──────── STORED ROWS ────────

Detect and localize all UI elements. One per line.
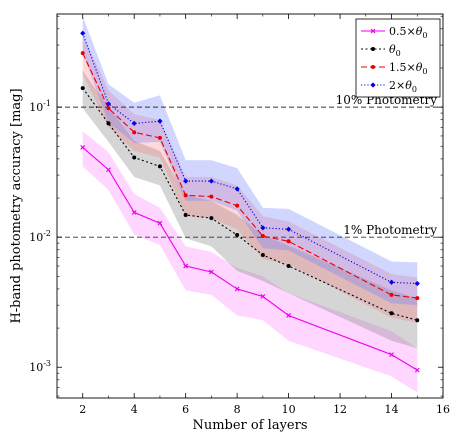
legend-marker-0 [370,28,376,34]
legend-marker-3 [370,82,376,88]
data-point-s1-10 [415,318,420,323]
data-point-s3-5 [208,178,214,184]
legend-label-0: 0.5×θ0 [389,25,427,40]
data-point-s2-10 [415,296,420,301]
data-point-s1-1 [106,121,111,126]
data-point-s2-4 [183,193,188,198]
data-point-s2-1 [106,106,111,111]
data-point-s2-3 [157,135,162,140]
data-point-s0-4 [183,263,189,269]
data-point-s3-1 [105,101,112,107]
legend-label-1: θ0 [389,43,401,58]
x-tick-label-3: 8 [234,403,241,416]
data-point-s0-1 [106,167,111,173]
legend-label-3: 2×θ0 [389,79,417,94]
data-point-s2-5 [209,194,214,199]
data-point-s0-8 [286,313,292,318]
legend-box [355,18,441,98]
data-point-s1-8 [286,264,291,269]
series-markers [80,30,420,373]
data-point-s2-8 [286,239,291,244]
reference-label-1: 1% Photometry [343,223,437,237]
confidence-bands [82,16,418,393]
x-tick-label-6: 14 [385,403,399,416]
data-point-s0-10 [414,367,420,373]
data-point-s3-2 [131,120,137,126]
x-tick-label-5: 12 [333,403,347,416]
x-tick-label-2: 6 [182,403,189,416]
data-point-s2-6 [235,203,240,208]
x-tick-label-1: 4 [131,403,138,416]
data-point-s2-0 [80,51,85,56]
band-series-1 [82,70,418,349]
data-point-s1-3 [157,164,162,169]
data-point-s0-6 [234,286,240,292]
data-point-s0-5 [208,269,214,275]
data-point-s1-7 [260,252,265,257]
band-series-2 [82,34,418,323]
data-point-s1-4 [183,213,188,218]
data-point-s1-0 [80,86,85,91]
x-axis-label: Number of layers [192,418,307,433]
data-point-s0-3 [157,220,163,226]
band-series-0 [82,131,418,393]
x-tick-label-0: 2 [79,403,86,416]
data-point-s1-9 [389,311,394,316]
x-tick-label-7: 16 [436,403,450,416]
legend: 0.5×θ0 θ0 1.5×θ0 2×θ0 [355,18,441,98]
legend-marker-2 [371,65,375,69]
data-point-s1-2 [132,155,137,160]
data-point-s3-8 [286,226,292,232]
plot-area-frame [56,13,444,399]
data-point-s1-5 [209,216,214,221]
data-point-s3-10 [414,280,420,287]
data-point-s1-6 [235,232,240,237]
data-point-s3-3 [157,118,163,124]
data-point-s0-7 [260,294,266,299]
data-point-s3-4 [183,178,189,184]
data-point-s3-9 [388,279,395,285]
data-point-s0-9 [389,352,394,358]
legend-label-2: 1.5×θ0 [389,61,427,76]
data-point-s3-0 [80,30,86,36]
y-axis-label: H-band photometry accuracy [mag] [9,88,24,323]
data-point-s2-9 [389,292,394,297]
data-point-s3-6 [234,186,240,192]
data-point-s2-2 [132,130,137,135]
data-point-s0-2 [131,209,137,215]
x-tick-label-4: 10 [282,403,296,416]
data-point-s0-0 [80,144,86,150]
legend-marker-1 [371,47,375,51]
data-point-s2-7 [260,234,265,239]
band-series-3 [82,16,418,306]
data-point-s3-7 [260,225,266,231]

────────
──────── STORED ROWS ────────

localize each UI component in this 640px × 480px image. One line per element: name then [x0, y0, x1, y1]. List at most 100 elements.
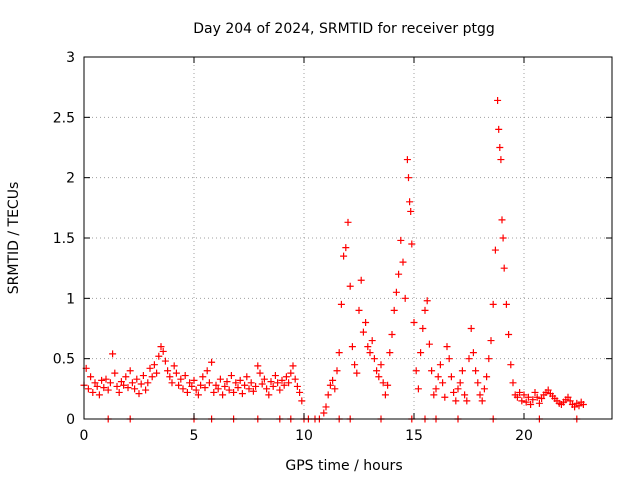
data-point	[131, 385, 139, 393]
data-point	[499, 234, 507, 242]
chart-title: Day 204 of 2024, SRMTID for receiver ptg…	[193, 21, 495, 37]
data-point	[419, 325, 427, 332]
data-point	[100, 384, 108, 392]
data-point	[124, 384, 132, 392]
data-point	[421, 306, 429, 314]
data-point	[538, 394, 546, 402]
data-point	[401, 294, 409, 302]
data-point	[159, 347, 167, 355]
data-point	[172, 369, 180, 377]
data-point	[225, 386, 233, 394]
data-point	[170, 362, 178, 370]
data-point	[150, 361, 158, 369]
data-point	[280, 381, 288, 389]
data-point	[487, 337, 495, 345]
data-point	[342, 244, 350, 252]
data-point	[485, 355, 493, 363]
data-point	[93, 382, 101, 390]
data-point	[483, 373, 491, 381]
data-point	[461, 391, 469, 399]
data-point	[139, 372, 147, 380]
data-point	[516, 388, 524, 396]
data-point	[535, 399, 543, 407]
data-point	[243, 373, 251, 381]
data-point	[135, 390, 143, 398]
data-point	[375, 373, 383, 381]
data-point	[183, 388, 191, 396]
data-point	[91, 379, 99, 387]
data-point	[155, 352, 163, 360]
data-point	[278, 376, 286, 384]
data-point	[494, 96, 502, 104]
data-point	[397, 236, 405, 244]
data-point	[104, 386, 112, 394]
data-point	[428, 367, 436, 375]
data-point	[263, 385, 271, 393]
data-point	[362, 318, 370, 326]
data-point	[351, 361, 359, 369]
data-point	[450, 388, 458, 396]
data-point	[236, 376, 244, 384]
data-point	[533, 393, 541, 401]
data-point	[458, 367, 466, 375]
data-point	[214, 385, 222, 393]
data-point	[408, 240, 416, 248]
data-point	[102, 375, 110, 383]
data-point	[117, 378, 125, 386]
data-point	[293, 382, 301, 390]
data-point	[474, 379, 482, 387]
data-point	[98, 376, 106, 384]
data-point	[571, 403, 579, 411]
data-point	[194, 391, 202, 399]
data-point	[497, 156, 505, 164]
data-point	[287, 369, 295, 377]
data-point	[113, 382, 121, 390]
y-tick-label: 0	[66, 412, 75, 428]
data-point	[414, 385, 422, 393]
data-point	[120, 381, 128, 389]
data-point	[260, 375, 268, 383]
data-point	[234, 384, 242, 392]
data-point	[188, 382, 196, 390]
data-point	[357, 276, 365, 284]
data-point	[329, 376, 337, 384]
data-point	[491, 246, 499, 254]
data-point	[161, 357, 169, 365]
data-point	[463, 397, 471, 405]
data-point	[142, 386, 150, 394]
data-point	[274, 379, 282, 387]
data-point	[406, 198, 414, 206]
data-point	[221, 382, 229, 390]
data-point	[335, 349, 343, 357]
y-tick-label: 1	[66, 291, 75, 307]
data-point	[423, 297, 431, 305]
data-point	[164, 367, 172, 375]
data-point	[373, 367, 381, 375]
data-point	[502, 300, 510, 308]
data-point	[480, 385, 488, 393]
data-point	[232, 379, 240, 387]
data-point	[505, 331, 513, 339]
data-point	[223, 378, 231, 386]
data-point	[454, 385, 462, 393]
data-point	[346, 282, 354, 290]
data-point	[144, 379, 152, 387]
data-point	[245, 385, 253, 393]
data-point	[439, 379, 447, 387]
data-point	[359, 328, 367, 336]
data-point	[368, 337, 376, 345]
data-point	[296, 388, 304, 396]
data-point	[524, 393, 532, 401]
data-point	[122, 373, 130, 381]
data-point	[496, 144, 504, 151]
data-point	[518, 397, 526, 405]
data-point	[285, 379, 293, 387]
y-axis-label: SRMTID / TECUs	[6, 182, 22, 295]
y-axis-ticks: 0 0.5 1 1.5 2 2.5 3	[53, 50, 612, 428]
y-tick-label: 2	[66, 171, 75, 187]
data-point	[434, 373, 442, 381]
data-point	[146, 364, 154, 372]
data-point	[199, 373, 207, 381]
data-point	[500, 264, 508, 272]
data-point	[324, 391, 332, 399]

────────

STATED PROBLEM:
Swap "data-point" for "point" in the records starting at the line containing "385, 139, 393]" and ending at the line containing "386, 233, 394]", and give only those lines back with nothing else changed.

ANSWER BELOW:
point	[131, 385, 139, 393]
point	[499, 234, 507, 242]
chart-title: Day 204 of 2024, SRMTID for receiver ptg…	[193, 21, 495, 37]
point	[419, 325, 427, 332]
point	[100, 384, 108, 392]
point	[124, 384, 132, 392]
point	[421, 306, 429, 314]
point	[538, 394, 546, 402]
point	[401, 294, 409, 302]
point	[159, 347, 167, 355]
point	[172, 369, 180, 377]
point	[225, 386, 233, 394]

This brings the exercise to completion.